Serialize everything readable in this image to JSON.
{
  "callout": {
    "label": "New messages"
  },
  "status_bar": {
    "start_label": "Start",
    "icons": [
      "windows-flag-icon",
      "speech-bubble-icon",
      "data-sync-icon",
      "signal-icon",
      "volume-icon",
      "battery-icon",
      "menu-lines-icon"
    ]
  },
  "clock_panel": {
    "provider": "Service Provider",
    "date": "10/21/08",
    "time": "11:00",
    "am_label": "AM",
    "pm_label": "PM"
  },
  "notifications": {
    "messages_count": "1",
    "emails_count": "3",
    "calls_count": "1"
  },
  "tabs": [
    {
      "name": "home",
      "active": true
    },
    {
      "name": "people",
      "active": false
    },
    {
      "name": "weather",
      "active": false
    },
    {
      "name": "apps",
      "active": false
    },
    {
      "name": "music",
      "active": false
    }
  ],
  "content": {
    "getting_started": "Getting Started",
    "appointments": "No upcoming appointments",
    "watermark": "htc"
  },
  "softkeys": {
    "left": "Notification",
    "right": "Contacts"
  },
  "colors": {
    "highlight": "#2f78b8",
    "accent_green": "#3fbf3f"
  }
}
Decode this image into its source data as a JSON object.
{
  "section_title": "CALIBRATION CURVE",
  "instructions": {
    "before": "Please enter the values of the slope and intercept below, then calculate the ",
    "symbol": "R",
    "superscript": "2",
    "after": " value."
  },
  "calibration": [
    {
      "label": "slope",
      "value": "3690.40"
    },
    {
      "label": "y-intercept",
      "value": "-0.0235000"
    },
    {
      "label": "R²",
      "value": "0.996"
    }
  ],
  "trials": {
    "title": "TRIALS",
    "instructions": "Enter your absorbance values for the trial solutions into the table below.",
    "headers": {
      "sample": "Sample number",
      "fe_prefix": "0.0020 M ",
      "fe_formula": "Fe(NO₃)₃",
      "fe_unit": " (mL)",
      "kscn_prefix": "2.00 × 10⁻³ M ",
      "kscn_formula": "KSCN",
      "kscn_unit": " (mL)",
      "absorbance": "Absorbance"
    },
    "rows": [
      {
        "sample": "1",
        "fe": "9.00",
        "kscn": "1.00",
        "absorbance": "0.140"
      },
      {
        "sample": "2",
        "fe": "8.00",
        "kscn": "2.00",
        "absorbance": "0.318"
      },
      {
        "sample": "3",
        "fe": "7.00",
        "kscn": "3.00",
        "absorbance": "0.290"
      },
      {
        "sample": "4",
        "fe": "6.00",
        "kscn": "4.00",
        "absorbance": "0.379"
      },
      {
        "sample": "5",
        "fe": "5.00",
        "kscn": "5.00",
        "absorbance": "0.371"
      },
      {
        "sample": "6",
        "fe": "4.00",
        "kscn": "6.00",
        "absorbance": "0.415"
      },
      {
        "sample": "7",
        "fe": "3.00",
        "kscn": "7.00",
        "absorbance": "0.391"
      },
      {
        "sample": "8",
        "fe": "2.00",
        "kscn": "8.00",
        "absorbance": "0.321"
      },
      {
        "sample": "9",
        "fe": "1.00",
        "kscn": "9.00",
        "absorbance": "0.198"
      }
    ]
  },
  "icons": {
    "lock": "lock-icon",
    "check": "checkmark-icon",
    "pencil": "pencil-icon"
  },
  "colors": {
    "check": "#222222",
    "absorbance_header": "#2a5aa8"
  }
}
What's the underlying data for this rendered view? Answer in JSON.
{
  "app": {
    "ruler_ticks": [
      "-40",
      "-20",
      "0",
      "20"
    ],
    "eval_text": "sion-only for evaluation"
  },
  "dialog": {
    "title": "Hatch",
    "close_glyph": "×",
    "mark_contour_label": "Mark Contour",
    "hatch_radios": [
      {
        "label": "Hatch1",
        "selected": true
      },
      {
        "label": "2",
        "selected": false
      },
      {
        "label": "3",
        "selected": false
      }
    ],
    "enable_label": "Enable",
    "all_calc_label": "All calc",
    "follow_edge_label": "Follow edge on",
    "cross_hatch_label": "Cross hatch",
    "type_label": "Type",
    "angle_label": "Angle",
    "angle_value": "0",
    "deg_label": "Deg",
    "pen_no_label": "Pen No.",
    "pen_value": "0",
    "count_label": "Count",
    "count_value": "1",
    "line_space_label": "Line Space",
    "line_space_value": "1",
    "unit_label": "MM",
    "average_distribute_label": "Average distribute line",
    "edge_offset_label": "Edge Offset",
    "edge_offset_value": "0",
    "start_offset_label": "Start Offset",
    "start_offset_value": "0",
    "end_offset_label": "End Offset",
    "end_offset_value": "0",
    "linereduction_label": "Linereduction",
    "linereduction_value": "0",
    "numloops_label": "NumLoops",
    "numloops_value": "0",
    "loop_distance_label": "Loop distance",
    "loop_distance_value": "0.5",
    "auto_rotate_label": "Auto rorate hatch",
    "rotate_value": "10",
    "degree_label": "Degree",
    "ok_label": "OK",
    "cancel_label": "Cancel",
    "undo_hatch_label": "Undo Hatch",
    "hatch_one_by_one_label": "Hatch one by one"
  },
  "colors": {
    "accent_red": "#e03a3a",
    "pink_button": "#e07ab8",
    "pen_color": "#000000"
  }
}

EXERCISE BRIEF
Which lines above contain the word "this"? Copy each of them.

TASK OUTPUT
Serialize everything readable in this image to JSON.
Decode this image into its source data as a JSON object.
What's the underlying data for this rendered view? Answer in JSON.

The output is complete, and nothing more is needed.